Because 74 percent ($686 million) of the Department of the Interior’s total R&D budget is allocated to the USGS, the bureau was responsible for developing a plan to comply with the OMB memorandum. The USGS Plan focused specifically upon the USGS’ public access activities, policies, and plans as they affect both intramural and extramural research and development activities. It also required that data be stored in a USGS Trusted Digital Repository. Because of their aforementioned research on preservation policies, the Sub-Committee was tasked with establishing standards for evaluating USGS data repositories and their trustworthiness.

Methods

Comprised of volunteer staff representing the fields of archival science, digital libraries, computer science, information technology, publishing, and the information sciences, the Sub-Committee evaluated several existing criteria developed by other organizations in order to identify elements relevant to the USGS’s pursuit of establishing Trusted Digital Repositories. The USGS sought methods that would be considered transparent, authoritative, and scalable allowing minimal to wide interagency use. The criteria and approach also had to be applicable to the USGS in that the anticipated level of effort and the direct costs associated with utilizing a specific implementation could be attainable. Lastly, the USGS sought an approach that offered certifications from a reputable organization. The individual criteria sets examined are outlined in the sections that follow.

U.S. Federal RIM Maturity Model

The first criteria reviewed was the U.S. Federal Records and Information Management Program Maturity Model (), which included categories such as Management Support & Organizational Structure, Policy, Standards, & Guidance, and RIM Program Operations. The categories were then further sub-divided as illustrated below:

  • Management Support and Organizational Structure
    • Strategic Planning
      1. Management and leadership incorporate RIM as a strategic element of the agency’s/component’s business and mission.
      2. RIM program has strategic goals and objectives.

___

> [Challenge]: Continue the passage on USGS trusted digital repository criteria from the point where it stops. The rows play no part in what is asked here.

> [Recorded information]:
___

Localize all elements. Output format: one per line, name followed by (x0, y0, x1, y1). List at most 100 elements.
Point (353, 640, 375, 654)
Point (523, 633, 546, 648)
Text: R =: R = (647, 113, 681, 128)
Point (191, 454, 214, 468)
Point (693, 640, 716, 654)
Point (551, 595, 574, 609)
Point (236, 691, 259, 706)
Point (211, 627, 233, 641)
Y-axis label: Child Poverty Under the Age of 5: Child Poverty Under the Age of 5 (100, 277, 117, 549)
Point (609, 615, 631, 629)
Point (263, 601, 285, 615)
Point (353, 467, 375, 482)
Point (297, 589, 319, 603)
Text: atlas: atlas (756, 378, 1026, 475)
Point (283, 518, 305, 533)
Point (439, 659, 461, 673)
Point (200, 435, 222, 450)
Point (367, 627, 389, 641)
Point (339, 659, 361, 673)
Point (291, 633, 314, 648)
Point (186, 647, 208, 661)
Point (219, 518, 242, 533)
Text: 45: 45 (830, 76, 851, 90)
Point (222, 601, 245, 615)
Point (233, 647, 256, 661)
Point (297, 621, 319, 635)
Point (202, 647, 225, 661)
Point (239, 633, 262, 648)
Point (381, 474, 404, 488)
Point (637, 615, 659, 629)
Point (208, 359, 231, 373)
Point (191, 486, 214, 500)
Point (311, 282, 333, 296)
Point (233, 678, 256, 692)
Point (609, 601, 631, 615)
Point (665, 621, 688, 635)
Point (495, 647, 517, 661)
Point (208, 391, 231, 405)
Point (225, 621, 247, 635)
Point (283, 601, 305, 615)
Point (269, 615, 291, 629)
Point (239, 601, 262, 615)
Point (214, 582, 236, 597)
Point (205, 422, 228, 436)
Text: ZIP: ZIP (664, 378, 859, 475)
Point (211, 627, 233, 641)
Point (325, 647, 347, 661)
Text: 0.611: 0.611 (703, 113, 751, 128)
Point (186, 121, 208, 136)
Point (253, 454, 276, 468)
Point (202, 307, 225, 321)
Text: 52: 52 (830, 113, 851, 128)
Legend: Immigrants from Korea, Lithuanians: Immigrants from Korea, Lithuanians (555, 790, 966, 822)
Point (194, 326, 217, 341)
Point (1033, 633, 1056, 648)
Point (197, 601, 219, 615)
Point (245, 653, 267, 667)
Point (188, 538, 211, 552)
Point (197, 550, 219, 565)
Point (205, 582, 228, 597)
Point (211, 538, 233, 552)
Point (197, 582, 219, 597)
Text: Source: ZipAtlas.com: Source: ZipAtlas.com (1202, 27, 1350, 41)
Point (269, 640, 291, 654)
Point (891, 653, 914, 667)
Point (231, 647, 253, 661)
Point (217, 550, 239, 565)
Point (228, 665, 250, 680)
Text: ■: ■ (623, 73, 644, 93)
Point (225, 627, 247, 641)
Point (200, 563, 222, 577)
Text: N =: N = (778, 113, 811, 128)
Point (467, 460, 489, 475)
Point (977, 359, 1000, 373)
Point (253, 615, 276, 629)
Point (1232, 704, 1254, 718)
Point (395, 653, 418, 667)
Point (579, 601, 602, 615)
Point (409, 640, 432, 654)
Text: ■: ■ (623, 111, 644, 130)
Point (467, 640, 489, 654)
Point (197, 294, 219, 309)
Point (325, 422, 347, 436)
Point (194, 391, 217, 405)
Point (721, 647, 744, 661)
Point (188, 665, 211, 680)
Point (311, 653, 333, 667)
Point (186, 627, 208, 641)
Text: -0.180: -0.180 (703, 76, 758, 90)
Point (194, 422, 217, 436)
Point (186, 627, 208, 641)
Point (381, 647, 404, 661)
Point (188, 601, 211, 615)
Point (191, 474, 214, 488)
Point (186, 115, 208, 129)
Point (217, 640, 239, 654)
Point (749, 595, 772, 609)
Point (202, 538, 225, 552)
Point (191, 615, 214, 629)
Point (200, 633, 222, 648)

___

> [Answer to the task]:
      3. Management places RIM within the part of the agency/component that provides RIM visibility, authority, and sufficient resources.
    • Leadership and Management
      1. Leadership and management at all levels endorse the RIM program.
      2. Leadership and management consider records and information valuable assets.
      3. Agency/component assigns authority and delegates responsibility to personnel with skill sets that align with assigned RIM activities.
    • Resources (Agency/component provides:)
      1. Appropriately qualified and trained RIM staff;
      2. Sufficient numbers of dedicated staff to meet agency needs for program implementation;
      3. Funding for continuing education for RIM staff; and
      4. Sufficient funding for services, equipment, technology and acquired resources.
    • Awareness (The extent to which the agency/component:)
      1. Has an established method to inform all personnel of their records management responsibilities in law and policy;
      2. Has developed a communications program that promotes awareness; and
      3. Continuously provides up-to-date RIM policy and guidance to all personnel.
  • Policy, Standards, and Governance
    • Policy, Standards, and Governance Framework
      1. Agency/component assigns responsibility for developing RIM policy, standards, and governance.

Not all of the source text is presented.